== Available records ==
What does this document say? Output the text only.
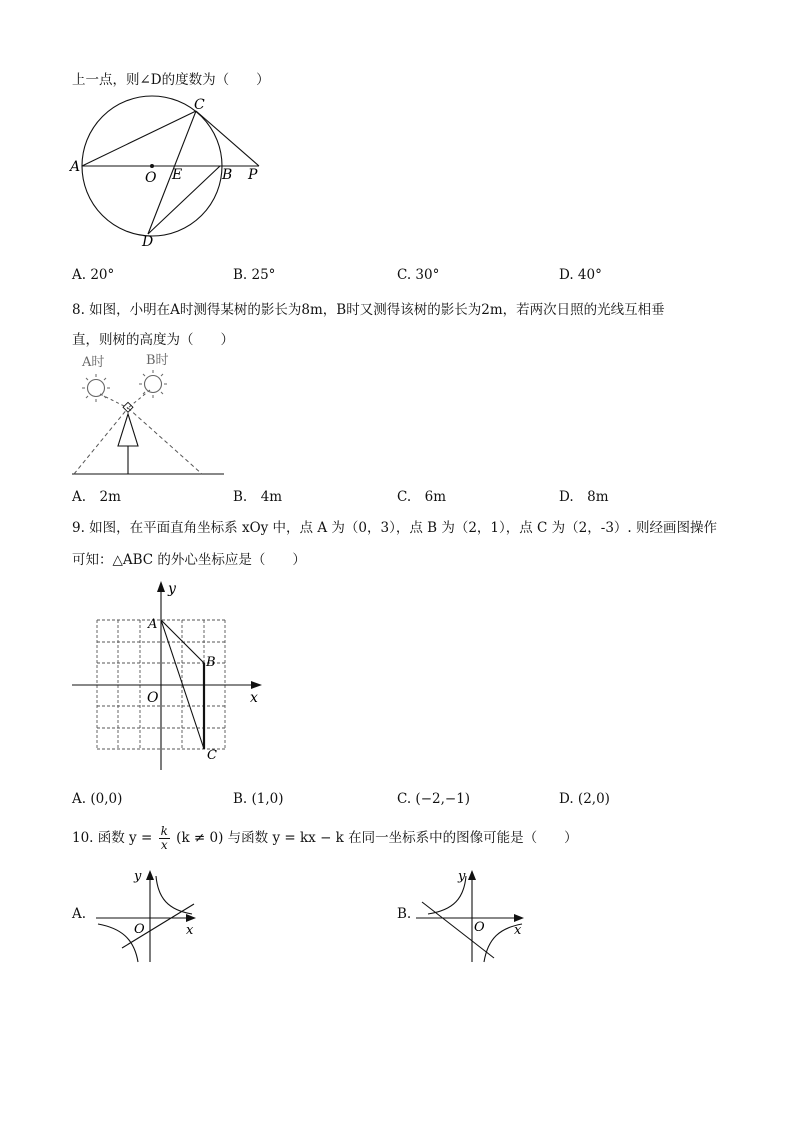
上一点，则∠D的度数为（　　）
A
C
O E	B P
D
A. 20°	B. 25°	C. 30°	D. 40°
8. 如图，小明在A时测得某树的影长为8m，B时又测得该树的影长为2m，若两次日照的光线互相垂
直，则树的高度为（　　）
A时	B时
A.　2m	B.　4m	C.　6m	D.　8m
9. 如图，在平面直角坐标系 xOy 中，点 A 为（0，3），点 B 为（2，1），点 C 为（2，-3）. 则经画图操作
可知：△ABC 的外心坐标应是（　　）
y
x
O
A
B
C
A. (0,0)	B. (1,0)	C. (−2,−1)	D. (2,0)
10. 函数 $y = \frac{k}{x} (k \ne 0)$ 与函数 y = kx − k 在同一坐标系中的图像可能是（　　）
A.
y
x
O
B.
y
x
O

== What the task asks ==
Reproduce every line of the material precisely, omitting its pictures.

== Result of this task ==
What does this document say? Output the text only.
上一点，则∠D的度数为（　　）
A
C
O E	B P
D
A. 20°	B. 25°	C. 30°	D. 40°
8. 如图，小明在A时测得某树的影长为8m，B时又测得该树的影长为2m，若两次日照的光线互相垂
直，则树的高度为（　　）
A时	B时
A.　2m	B.　4m	C.　6m	D.　8m
9. 如图，在平面直角坐标系 xOy 中，点 A 为（0，3），点 B 为（2，1），点 C 为（2，-3）. 则经画图操作
可知：△ABC 的外心坐标应是（　　）
y
x
O
A
B
C
A. (0,0)	B. (1,0)	C. (−2,−1)	D. (2,0)
10. 函数 $y = \frac{k}{x} (k \ne 0)$ 与函数 y = kx − k 在同一坐标系中的图像可能是（　　）
A.
y
x
O
B.
y
x
O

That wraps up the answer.